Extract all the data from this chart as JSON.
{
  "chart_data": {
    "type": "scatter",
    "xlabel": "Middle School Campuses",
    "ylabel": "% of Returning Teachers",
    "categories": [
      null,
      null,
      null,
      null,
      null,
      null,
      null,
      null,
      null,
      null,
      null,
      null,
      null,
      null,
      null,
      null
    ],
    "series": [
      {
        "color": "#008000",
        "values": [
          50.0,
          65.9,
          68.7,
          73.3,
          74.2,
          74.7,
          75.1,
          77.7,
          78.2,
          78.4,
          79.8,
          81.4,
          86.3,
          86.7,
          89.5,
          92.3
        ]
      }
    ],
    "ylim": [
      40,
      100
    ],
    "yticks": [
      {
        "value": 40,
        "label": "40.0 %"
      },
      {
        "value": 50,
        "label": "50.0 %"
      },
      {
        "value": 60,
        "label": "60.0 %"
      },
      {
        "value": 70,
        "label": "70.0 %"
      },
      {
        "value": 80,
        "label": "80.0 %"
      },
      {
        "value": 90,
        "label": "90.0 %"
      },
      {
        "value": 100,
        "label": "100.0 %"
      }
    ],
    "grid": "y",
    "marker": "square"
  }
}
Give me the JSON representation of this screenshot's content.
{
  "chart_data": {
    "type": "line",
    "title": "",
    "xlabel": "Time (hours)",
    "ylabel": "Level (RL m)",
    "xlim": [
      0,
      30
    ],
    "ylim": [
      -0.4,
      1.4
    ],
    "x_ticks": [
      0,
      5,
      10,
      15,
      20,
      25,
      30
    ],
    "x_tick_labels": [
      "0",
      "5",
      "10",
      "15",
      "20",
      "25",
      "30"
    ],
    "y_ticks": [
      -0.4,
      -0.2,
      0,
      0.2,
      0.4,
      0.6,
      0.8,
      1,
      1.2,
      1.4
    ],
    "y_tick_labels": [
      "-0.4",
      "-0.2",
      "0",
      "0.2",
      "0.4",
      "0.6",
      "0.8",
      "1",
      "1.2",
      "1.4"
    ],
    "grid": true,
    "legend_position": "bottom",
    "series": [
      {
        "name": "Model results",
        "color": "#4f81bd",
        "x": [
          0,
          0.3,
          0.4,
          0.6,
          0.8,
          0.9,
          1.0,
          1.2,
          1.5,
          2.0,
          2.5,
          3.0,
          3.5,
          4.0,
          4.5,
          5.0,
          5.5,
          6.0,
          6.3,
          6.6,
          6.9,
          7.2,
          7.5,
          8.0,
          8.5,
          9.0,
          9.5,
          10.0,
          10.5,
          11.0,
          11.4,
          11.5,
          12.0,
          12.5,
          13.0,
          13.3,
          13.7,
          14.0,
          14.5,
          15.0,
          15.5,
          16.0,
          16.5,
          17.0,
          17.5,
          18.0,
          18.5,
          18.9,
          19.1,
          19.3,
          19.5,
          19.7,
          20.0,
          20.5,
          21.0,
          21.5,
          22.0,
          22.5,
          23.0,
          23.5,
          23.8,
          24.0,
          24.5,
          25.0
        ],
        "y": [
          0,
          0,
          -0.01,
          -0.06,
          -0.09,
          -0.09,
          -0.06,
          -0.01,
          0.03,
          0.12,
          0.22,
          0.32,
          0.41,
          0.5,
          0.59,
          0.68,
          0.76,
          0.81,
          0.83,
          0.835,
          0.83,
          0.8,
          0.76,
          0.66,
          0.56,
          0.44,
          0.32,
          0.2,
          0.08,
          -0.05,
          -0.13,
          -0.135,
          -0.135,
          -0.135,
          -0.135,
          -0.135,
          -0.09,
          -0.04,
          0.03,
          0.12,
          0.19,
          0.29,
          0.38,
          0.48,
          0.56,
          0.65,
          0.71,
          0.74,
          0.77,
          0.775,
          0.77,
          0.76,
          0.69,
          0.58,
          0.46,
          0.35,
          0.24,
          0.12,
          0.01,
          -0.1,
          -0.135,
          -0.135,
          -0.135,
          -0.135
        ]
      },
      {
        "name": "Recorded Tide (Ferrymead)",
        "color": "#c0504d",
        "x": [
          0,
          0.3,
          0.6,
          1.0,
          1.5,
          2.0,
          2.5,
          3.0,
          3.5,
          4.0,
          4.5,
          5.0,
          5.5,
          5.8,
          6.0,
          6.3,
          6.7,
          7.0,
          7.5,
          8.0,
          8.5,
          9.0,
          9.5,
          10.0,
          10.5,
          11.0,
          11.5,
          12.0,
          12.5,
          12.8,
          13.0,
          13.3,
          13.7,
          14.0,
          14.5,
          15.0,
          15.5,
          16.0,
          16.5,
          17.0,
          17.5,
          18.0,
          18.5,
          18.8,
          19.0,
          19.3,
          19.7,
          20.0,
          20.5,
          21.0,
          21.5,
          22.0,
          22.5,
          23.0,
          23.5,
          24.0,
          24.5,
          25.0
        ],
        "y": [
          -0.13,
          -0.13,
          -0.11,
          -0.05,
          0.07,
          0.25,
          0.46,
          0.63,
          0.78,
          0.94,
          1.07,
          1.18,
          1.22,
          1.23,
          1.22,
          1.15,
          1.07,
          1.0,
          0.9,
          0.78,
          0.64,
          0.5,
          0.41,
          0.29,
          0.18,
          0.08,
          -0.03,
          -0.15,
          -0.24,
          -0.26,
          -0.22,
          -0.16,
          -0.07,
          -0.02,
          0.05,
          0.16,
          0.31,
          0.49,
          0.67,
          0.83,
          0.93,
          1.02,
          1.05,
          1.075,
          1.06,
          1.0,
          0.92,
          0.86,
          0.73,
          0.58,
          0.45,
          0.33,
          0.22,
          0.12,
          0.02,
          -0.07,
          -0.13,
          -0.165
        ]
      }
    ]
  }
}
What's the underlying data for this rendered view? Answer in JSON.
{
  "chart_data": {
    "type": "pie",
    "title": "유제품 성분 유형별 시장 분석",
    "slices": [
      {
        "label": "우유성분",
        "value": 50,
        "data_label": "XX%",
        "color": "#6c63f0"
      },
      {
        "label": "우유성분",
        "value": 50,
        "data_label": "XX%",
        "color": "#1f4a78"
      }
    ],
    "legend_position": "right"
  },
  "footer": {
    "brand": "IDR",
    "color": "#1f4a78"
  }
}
====
## YOUR INSTRUCTIONS
Transcribe exactly the line containing "What's the underlying" and all remaining lines of the material, ending with the last one.

## EXPECTED OUTPUT
What's the underlying data for this rendered view? Answer in JSON.
{
  "chart_data": {
    "type": "pie",
    "title": "유제품 성분 유형별 시장 분석",
    "slices": [
      {
        "label": "우유성분",
        "value": 50,
        "data_label": "XX%",
        "color": "#6c63f0"
      },
      {
        "label": "우유성분",
        "value": 50,
        "data_label": "XX%",
        "color": "#1f4a78"
      }
    ],
    "legend_position": "right"
  },
  "footer": {
    "brand": "IDR",
    "color": "#1f4a78"
  }
}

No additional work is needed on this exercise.